Reproduce the whole listing, character for character.
-- start of GIVEN DATA --
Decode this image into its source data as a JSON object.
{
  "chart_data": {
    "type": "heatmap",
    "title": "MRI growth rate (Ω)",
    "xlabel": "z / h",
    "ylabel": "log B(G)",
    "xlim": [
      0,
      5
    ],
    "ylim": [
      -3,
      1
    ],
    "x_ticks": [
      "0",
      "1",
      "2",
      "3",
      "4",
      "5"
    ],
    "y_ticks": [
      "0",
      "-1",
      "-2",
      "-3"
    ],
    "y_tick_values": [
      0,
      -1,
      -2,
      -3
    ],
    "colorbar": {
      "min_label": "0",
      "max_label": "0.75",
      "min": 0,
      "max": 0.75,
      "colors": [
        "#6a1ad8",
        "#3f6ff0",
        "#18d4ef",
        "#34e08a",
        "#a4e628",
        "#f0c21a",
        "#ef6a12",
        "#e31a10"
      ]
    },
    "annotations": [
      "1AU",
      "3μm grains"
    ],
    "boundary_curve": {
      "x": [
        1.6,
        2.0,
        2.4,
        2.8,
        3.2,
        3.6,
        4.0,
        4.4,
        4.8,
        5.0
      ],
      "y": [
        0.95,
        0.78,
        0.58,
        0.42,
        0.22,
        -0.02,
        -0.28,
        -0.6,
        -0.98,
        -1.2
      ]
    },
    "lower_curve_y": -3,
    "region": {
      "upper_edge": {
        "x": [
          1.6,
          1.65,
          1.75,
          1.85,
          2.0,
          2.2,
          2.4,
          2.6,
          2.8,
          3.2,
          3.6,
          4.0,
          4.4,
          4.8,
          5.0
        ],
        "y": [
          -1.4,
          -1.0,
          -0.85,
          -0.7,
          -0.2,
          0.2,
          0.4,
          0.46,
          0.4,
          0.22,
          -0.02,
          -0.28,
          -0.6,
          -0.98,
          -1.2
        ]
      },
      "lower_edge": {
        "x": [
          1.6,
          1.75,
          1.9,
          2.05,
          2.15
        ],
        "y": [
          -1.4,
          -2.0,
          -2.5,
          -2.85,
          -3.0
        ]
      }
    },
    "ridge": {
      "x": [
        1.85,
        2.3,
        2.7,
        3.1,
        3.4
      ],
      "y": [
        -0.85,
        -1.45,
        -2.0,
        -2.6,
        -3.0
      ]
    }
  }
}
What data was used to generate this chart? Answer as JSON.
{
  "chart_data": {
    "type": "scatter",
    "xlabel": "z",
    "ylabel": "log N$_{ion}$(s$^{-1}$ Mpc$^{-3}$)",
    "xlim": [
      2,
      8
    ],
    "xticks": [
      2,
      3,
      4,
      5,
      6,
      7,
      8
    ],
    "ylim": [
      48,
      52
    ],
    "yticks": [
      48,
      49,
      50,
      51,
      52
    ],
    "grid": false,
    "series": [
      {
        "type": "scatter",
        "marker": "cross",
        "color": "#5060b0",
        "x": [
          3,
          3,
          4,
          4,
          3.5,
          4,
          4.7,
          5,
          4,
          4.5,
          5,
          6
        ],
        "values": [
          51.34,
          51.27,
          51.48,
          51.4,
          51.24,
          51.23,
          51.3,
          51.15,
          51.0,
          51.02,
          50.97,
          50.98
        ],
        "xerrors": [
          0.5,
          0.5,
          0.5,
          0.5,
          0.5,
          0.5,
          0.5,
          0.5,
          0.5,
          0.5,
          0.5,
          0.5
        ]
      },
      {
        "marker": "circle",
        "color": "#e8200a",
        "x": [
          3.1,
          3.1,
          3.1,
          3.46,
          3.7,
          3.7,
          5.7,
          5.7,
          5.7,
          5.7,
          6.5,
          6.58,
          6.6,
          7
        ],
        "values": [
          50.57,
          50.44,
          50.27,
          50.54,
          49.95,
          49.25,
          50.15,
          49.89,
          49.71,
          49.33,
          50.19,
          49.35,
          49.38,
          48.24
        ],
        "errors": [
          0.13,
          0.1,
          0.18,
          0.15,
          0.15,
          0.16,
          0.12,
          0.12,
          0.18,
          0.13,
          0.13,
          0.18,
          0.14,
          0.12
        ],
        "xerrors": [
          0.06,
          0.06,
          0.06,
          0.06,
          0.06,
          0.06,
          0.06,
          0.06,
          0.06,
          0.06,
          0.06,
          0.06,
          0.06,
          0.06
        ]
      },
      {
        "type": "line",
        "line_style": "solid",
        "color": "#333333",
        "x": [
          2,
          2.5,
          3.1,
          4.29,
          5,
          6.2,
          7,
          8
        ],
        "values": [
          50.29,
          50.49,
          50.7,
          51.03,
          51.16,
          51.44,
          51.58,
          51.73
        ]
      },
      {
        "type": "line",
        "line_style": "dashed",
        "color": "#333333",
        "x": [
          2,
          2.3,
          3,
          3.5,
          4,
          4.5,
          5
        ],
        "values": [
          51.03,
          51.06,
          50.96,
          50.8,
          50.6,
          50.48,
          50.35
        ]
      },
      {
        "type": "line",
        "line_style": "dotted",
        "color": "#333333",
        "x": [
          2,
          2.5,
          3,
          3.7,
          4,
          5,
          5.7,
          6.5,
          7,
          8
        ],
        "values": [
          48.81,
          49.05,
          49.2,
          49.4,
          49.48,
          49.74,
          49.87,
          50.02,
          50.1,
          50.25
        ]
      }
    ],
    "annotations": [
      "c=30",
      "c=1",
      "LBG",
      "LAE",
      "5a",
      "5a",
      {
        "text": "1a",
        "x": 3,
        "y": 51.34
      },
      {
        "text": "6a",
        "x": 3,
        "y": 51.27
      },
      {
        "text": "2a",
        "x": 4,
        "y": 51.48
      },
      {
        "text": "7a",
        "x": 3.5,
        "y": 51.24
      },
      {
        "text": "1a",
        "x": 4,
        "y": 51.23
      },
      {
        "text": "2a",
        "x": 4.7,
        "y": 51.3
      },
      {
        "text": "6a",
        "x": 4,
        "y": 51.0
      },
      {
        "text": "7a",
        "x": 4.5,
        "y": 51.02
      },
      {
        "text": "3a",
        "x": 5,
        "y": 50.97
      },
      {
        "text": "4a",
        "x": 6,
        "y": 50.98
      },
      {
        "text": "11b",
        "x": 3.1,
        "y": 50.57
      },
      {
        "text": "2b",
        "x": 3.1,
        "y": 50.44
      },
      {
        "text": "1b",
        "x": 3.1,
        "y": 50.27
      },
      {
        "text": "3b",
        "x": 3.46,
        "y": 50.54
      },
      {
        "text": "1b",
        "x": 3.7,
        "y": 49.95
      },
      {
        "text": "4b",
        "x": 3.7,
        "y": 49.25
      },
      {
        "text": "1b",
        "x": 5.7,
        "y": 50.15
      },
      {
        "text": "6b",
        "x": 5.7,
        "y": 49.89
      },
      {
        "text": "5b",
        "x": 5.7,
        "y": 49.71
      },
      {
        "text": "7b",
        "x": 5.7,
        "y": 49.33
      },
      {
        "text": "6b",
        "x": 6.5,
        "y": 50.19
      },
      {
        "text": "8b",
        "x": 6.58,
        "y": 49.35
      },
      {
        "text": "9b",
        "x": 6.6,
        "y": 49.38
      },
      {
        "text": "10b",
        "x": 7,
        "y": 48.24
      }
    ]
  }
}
-- end of GIVEN DATA --
◆ THE OUTPUT:
Decode this image into its source data as a JSON object.
{
  "chart_data": {
    "type": "heatmap",
    "title": "MRI growth rate (Ω)",
    "xlabel": "z / h",
    "ylabel": "log B(G)",
    "xlim": [
      0,
      5
    ],
    "ylim": [
      -3,
      1
    ],
    "x_ticks": [
      "0",
      "1",
      "2",
      "3",
      "4",
      "5"
    ],
    "y_ticks": [
      "0",
      "-1",
      "-2",
      "-3"
    ],
    "y_tick_values": [
      0,
      -1,
      -2,
      -3
    ],
    "colorbar": {
      "min_label": "0",
      "max_label": "0.75",
      "min": 0,
      "max": 0.75,
      "colors": [
        "#6a1ad8",
        "#3f6ff0",
        "#18d4ef",
        "#34e08a",
        "#a4e628",
        "#f0c21a",
        "#ef6a12",
        "#e31a10"
      ]
    },
    "annotations": [
      "1AU",
      "3μm grains"
    ],
    "boundary_curve": {
      "x": [
        1.6,
        2.0,
        2.4,
        2.8,
        3.2,
        3.6,
        4.0,
        4.4,
        4.8,
        5.0
      ],
      "y": [
        0.95,
        0.78,
        0.58,
        0.42,
        0.22,
        -0.02,
        -0.28,
        -0.6,
        -0.98,
        -1.2
      ]
    },
    "lower_curve_y": -3,
    "region": {
      "upper_edge": {
        "x": [
          1.6,
          1.65,
          1.75,
          1.85,
          2.0,
          2.2,
          2.4,
          2.6,
          2.8,
          3.2,
          3.6,
          4.0,
          4.4,
          4.8,
          5.0
        ],
        "y": [
          -1.4,
          -1.0,
          -0.85,
          -0.7,
          -0.2,
          0.2,
          0.4,
          0.46,
          0.4,
          0.22,
          -0.02,
          -0.28,
          -0.6,
          -0.98,
          -1.2
        ]
      },
      "lower_edge": {
        "x": [
          1.6,
          1.75,
          1.9,
          2.05,
          2.15
        ],
        "y": [
          -1.4,
          -2.0,
          -2.5,
          -2.85,
          -3.0
        ]
      }
    },
    "ridge": {
      "x": [
        1.85,
        2.3,
        2.7,
        3.1,
        3.4
      ],
      "y": [
        -0.85,
        -1.45,
        -2.0,
        -2.6,
        -3.0
      ]
    }
  }
}
What data was used to generate this chart? Answer as JSON.
{
  "chart_data": {
    "type": "scatter",
    "xlabel": "z",
    "ylabel": "log N$_{ion}$(s$^{-1}$ Mpc$^{-3}$)",
    "xlim": [
      2,
      8
    ],
    "xticks": [
      2,
      3,
      4,
      5,
      6,
      7,
      8
    ],
    "ylim": [
      48,
      52
    ],
    "yticks": [
      48,
      49,
      50,
      51,
      52
    ],
    "grid": false,
    "series": [
      {
        "type": "scatter",
        "marker": "cross",
        "color": "#5060b0",
        "x": [
          3,
          3,
          4,
          4,
          3.5,
          4,
          4.7,
          5,
          4,
          4.5,
          5,
          6
        ],
        "values": [
          51.34,
          51.27,
          51.48,
          51.4,
          51.24,
          51.23,
          51.3,
          51.15,
          51.0,
          51.02,
          50.97,
          50.98
        ],
        "xerrors": [
          0.5,
          0.5,
          0.5,
          0.5,
          0.5,
          0.5,
          0.5,
          0.5,
          0.5,
          0.5,
          0.5,
          0.5
        ]
      },
      {
        "marker": "circle",
        "color": "#e8200a",
        "x": [
          3.1,
          3.1,
          3.1,
          3.46,
          3.7,
          3.7,
          5.7,
          5.7,
          5.7,
          5.7,
          6.5,
          6.58,
          6.6,
          7
        ],
        "values": [
          50.57,
          50.44,
          50.27,
          50.54,
          49.95,
          49.25,
          50.15,
          49.89,
          49.71,
          49.33,
          50.19,
          49.35,
          49.38,
          48.24
        ],
        "errors": [
          0.13,
          0.1,
          0.18,
          0.15,
          0.15,
          0.16,
          0.12,
          0.12,
          0.18,
          0.13,
          0.13,
          0.18,
          0.14,
          0.12
        ],
        "xerrors": [
          0.06,
          0.06,
          0.06,
          0.06,
          0.06,
          0.06,
          0.06,
          0.06,
          0.06,
          0.06,
          0.06,
          0.06,
          0.06,
          0.06
        ]
      },
      {
        "type": "line",
        "line_style": "solid",
        "color": "#333333",
        "x": [
          2,
          2.5,
          3.1,
          4.29,
          5,
          6.2,
          7,
          8
        ],
        "values": [
          50.29,
          50.49,
          50.7,
          51.03,
          51.16,
          51.44,
          51.58,
          51.73
        ]
      },
      {
        "type": "line",
        "line_style": "dashed",
        "color": "#333333",
        "x": [
          2,
          2.3,
          3,
          3.5,
          4,
          4.5,
          5
        ],
        "values": [
          51.03,
          51.06,
          50.96,
          50.8,
          50.6,
          50.48,
          50.35
        ]
      },
      {
        "type": "line",
        "line_style": "dotted",
        "color": "#333333",
        "x": [
          2,
          2.5,
          3,
          3.7,
          4,
          5,
          5.7,
          6.5,
          7,
          8
        ],
        "values": [
          48.81,
          49.05,
          49.2,
          49.4,
          49.48,
          49.74,
          49.87,
          50.02,
          50.1,
          50.25
        ]
      }
    ],
    "annotations": [
      "c=30",
      "c=1",
      "LBG",
      "LAE",
      "5a",
      "5a",
      {
        "text": "1a",
        "x": 3,
        "y": 51.34
      },
      {
        "text": "6a",
        "x": 3,
        "y": 51.27
      },
      {
        "text": "2a",
        "x": 4,
        "y": 51.48
      },
      {
        "text": "7a",
        "x": 3.5,
        "y": 51.24
      },
      {
        "text": "1a",
        "x": 4,
        "y": 51.23
      },
      {
        "text": "2a",
        "x": 4.7,
        "y": 51.3
      },
      {
        "text": "6a",
        "x": 4,
        "y": 51.0
      },
      {
        "text": "7a",
        "x": 4.5,
        "y": 51.02
      },
      {
        "text": "3a",
        "x": 5,
        "y": 50.97
      },
      {
        "text": "4a",
        "x": 6,
        "y": 50.98
      },
      {
        "text": "11b",
        "x": 3.1,
        "y": 50.57
      },
      {
        "text": "2b",
        "x": 3.1,
        "y": 50.44
      },
      {
        "text": "1b",
        "x": 3.1,
        "y": 50.27
      },
      {
        "text": "3b",
        "x": 3.46,
        "y": 50.54
      },
      {
        "text": "1b",
        "x": 3.7,
        "y": 49.95
      },
      {
        "text": "4b",
        "x": 3.7,
        "y": 49.25
      },
      {
        "text": "1b",
        "x": 5.7,
        "y": 50.15
      },
      {
        "text": "6b",
        "x": 5.7,
        "y": 49.89
      },
      {
        "text": "5b",
        "x": 5.7,
        "y": 49.71
      },
      {
        "text": "7b",
        "x": 5.7,
        "y": 49.33
      },
      {
        "text": "6b",
        "x": 6.5,
        "y": 50.19
      },
      {
        "text": "8b",
        "x": 6.58,
        "y": 49.35
      },
      {
        "text": "9b",
        "x": 6.6,
        "y": 49.38
      },
      {
        "text": "10b",
        "x": 7,
        "y": 48.24
      }
    ]
  }
}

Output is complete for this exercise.